## Work to be completed
Search the listing below for the string "Deaths" and copy every line where it occurs.

## The records
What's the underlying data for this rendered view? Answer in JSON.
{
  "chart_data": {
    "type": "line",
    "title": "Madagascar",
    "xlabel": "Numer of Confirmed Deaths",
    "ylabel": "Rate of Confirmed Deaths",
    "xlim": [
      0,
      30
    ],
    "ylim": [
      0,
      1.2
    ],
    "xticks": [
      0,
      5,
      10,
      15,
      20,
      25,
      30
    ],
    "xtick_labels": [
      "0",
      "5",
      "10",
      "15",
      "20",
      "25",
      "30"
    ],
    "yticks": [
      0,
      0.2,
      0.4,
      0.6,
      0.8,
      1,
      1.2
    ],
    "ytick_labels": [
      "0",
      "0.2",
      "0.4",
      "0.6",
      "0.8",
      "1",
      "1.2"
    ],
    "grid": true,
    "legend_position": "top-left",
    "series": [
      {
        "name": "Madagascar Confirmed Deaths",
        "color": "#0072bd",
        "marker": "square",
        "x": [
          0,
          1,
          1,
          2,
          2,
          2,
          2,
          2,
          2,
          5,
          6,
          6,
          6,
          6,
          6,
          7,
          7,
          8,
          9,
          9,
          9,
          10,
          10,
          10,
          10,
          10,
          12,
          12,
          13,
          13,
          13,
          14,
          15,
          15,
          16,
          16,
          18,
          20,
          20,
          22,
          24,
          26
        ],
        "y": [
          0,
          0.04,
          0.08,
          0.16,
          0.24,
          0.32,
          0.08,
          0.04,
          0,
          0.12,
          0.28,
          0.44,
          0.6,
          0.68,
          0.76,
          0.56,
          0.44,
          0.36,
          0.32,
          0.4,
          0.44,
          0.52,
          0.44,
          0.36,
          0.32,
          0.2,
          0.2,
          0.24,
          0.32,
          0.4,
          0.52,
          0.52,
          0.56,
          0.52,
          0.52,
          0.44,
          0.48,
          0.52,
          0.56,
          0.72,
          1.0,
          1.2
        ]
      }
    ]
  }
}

## Full answer
    "xlabel": "Numer of Confirmed Deaths",
    "ylabel": "Rate of Confirmed Deaths",
        "name": "Madagascar Confirmed Deaths",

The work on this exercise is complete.